[Some records]
━━━━━━━━━━
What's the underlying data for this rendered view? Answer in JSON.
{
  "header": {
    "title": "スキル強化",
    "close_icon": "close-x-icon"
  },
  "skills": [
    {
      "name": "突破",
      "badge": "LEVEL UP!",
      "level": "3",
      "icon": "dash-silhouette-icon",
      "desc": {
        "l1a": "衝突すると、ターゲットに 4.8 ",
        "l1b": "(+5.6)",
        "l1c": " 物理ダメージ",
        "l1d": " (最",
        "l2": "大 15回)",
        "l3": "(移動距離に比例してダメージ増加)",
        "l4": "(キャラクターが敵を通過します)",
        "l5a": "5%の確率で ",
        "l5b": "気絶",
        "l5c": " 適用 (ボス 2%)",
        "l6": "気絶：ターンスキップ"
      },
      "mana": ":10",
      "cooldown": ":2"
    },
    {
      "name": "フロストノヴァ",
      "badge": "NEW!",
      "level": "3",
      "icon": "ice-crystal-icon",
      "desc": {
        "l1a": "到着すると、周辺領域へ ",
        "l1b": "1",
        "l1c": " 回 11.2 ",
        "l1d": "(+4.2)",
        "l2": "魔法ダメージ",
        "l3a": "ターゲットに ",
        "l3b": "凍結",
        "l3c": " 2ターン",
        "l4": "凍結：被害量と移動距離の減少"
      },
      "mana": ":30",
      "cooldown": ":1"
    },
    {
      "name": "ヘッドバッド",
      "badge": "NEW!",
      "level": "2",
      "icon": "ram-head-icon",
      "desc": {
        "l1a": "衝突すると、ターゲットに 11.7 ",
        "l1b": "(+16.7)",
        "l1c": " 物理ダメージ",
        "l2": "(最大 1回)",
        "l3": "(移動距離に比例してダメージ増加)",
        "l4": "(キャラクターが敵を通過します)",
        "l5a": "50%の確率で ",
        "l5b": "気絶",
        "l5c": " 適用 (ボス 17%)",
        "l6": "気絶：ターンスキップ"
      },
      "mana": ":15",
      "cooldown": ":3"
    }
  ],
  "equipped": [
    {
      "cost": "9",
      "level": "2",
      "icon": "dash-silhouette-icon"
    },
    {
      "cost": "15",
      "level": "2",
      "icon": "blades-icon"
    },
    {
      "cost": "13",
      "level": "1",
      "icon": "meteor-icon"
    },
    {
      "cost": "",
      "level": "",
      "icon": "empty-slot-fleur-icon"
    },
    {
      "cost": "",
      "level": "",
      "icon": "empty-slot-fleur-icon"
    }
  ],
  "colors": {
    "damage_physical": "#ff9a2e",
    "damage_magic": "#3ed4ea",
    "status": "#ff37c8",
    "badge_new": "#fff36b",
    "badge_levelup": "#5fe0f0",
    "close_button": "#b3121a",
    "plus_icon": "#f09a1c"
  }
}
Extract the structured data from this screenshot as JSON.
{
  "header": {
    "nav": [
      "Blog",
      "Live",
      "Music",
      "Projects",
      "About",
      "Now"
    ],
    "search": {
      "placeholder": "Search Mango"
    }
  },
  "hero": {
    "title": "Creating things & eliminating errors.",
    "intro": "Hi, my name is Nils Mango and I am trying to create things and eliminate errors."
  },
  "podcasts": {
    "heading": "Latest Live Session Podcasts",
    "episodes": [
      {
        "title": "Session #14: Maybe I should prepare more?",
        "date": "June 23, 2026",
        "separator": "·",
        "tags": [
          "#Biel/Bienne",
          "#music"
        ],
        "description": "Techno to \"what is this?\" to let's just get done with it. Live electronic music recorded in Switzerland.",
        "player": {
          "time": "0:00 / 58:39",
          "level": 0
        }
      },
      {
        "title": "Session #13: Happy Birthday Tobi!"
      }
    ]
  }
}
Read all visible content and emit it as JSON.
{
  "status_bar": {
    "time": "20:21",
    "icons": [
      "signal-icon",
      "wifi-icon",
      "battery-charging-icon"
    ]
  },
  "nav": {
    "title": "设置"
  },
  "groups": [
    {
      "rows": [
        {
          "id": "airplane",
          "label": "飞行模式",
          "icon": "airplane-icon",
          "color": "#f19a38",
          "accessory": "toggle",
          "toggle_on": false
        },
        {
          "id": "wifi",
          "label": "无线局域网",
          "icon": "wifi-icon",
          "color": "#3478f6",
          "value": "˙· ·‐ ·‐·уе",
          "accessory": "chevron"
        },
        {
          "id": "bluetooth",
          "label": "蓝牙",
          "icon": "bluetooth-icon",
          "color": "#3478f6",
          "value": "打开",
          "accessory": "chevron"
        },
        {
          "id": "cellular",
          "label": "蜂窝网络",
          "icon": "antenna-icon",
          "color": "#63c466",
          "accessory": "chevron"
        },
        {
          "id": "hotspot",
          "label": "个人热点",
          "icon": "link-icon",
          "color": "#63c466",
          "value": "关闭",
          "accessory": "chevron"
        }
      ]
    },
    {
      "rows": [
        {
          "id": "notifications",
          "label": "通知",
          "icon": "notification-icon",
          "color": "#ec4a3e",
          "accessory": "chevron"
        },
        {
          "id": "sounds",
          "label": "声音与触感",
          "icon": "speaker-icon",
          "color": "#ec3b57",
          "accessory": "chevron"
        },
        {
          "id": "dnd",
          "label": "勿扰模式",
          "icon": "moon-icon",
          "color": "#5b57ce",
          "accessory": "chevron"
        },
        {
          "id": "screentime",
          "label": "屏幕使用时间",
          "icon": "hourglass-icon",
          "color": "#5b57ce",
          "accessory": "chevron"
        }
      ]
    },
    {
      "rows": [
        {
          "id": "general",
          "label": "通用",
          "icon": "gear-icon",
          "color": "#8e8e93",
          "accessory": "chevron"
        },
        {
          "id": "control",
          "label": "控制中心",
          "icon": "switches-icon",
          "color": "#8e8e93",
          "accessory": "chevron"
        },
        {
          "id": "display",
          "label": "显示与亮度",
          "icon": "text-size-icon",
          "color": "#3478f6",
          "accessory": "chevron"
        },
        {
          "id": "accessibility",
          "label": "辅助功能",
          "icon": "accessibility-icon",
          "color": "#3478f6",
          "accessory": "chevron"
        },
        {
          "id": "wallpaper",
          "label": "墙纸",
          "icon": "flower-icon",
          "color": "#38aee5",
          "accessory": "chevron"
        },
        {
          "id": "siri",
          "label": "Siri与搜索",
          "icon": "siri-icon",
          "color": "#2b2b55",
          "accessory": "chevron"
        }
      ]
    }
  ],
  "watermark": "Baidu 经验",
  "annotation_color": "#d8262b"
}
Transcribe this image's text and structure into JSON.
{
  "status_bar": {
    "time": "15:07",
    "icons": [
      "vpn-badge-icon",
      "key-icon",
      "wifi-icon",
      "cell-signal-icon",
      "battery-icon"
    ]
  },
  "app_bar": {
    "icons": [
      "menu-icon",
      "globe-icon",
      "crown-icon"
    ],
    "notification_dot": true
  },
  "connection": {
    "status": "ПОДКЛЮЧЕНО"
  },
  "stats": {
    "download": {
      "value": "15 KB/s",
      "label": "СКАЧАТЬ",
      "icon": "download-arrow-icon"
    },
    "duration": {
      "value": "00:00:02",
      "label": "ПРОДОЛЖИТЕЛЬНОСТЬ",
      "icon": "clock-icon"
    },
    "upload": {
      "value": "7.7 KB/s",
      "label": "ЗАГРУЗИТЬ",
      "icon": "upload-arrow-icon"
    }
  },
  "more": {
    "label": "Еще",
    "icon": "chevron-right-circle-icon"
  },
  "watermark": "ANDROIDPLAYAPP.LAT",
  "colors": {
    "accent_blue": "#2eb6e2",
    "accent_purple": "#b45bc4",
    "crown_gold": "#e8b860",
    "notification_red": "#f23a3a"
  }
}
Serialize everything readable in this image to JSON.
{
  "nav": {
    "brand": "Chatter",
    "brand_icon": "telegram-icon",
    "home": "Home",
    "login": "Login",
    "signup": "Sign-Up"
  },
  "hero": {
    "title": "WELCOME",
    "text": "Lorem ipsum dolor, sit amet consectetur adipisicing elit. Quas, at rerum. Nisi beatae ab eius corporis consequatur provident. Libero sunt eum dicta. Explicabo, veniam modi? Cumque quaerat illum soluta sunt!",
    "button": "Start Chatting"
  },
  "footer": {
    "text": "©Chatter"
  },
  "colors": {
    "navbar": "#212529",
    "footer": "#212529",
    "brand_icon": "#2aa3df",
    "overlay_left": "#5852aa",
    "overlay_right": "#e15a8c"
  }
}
━━━━━━━━━━
Each line holding "errors" must be found and copied.

*RESULT*
    "title": "Creating things & eliminating errors.",
    "intro": "Hi, my name is Nils Mango and I am trying to create things and eliminate errors."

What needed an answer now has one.